- [Ejercicio] Prosigue el texto sobre los gobiernos municipales socialistas y las bolsas de empleo a partir de su última oración.

___ Texto de origen ___

Los gobiernos municipales, sean del signo que sean, están formados por personas y afortunadamente, cada una de ellas tiene sus peculiaridades propias, no obstante, en los gobiernos socialistas de los municipios se repiten con demasiada frecuencia comportamientos que en absoluto son compatibles con la finalidad de pretender el interés general de los vecinos, muy al contrario, pretenden perpetuarse en el poder gobernando solo para los suyos y dando a entender a los demás todo lo contrario.
En la mayoría de los municipios existen bolsas de empleo municipal, que dependiendo de la mayoría que ostente el PSOE se convierten en mayor o menor medida en una agencia de colocación de los amiguetes del alcalde de turno, pasándose por el forro las condiciones a que deberían atenerse para dar esos empleos, incluso hay localidades, donde el cacique socialista de turno da los puestos de trabajo a dedo con absoluta desfachatez, pues los obligados y justos procesos selectivos nunca son para los suyos.

___ Registros extraídos ___

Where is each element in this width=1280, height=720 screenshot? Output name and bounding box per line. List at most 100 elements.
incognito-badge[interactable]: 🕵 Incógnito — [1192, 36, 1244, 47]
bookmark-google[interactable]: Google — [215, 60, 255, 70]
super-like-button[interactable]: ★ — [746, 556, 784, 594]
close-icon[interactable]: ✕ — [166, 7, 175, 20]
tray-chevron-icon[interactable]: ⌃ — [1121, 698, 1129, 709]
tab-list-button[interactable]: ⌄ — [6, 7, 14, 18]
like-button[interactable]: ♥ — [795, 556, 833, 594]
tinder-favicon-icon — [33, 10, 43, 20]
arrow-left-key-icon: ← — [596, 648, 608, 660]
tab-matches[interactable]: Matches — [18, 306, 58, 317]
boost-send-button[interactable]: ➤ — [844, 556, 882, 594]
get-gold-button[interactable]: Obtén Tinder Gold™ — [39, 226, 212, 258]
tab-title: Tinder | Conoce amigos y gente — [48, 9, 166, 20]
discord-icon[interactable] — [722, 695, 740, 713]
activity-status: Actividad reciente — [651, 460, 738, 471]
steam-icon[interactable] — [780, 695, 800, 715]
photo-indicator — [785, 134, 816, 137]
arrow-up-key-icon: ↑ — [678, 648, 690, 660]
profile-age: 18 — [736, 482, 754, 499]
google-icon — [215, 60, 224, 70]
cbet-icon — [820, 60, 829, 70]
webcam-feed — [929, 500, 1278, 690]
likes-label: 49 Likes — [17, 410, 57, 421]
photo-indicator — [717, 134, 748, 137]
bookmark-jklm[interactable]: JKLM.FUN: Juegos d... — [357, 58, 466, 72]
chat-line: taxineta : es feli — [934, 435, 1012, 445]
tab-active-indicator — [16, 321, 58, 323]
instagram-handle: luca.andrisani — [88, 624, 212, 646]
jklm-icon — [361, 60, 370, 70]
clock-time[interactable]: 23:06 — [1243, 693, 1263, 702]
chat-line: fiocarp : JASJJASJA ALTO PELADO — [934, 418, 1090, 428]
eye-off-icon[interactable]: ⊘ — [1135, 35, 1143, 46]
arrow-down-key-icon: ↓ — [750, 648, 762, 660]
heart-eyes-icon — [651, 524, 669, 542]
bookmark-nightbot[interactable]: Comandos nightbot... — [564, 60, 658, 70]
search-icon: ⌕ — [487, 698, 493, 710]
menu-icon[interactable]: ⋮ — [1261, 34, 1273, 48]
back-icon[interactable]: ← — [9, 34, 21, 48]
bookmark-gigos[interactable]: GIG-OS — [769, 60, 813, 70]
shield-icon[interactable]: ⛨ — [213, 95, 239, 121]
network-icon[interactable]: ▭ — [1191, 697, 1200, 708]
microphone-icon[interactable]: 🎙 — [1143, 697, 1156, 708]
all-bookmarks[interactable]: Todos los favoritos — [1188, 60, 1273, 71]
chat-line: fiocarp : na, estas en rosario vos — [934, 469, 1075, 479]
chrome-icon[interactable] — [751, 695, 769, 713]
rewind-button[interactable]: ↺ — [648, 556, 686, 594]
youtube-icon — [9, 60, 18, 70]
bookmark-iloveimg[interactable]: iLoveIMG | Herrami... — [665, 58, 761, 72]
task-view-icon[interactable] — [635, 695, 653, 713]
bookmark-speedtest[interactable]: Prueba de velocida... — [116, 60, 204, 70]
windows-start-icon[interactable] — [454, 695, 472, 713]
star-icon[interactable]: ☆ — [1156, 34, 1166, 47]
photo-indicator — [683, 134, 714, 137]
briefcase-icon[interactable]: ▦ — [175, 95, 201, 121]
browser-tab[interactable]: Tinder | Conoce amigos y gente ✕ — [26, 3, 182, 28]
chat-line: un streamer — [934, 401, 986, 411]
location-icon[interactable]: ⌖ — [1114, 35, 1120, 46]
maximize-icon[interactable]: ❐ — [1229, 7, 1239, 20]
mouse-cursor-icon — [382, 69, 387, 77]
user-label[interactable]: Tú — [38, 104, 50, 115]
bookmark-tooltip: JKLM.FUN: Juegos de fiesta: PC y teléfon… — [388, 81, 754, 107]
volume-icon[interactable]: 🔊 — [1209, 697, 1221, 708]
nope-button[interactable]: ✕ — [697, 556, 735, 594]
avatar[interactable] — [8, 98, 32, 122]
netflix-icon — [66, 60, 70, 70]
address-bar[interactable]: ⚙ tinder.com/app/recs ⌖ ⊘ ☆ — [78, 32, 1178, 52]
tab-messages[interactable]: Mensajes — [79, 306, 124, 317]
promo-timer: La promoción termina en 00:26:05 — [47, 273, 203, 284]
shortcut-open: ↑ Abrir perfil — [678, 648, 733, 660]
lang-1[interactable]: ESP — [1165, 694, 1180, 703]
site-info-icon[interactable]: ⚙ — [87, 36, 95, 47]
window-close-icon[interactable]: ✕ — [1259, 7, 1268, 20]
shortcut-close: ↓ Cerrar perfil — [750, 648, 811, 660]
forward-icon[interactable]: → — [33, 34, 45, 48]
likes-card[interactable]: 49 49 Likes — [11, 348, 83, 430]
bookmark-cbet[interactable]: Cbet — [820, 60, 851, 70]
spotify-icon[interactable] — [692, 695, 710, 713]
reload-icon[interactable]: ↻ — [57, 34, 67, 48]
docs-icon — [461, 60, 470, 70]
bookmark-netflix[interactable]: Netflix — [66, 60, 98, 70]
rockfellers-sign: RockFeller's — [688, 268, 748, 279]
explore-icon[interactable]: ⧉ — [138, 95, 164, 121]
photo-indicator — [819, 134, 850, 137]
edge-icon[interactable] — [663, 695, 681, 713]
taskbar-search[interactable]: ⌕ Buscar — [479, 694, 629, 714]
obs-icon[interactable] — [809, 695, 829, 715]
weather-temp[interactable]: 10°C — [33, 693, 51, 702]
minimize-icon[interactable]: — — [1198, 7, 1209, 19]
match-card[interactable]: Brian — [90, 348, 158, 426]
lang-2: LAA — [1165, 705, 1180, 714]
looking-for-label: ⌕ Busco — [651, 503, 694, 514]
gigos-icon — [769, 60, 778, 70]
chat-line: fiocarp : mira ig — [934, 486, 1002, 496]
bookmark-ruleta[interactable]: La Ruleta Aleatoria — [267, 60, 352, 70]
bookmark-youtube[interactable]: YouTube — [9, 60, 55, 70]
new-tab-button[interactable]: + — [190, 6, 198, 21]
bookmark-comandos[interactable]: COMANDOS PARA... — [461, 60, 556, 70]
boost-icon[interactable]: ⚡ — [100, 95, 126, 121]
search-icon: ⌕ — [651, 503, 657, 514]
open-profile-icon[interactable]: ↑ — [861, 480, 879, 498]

___

- [Resultado]
Cuando el mayor activo de un ayuntamiento son sus funcionarios y empleados municipales, en los ayuntamientos socialistas son ninguneados y siempre el cacique les coloca a un enchufado por delante de ellos para tenerlos controlados. Y qué decir de la red de comisarios políticos que se crea para impedir que a ninguno de los trabajadores municipales se le ocurra contar la verdad o mostrar su malestar y que se enteren los vecinos, estamos ante una auténtica red de delatores.
El cacique socialista de turno casi nunca convoca plazas fijas, no estabiliza a los interinos, pues siempre prefiere tener al personal en situación de precariedad laboral y atemorizado.
En lo referente a que empresas son designadas “a dedo” para realizar las obras municipales, es muy curioso, porque en cuanto tiras del hilo te das cuenta de que casi siempre tienen algún tipo de relación con el PSOE, ya sea con el propio partido o con alguno de los miembros del equipo de gobierno. Y el colmo de la desfachatez es cuando observas que cambia el nombre de la empresa, pero muchos de los del pesebre siguen trabajando de igual manera, independientemente, de cual sea la empresa premiada por el PSOE.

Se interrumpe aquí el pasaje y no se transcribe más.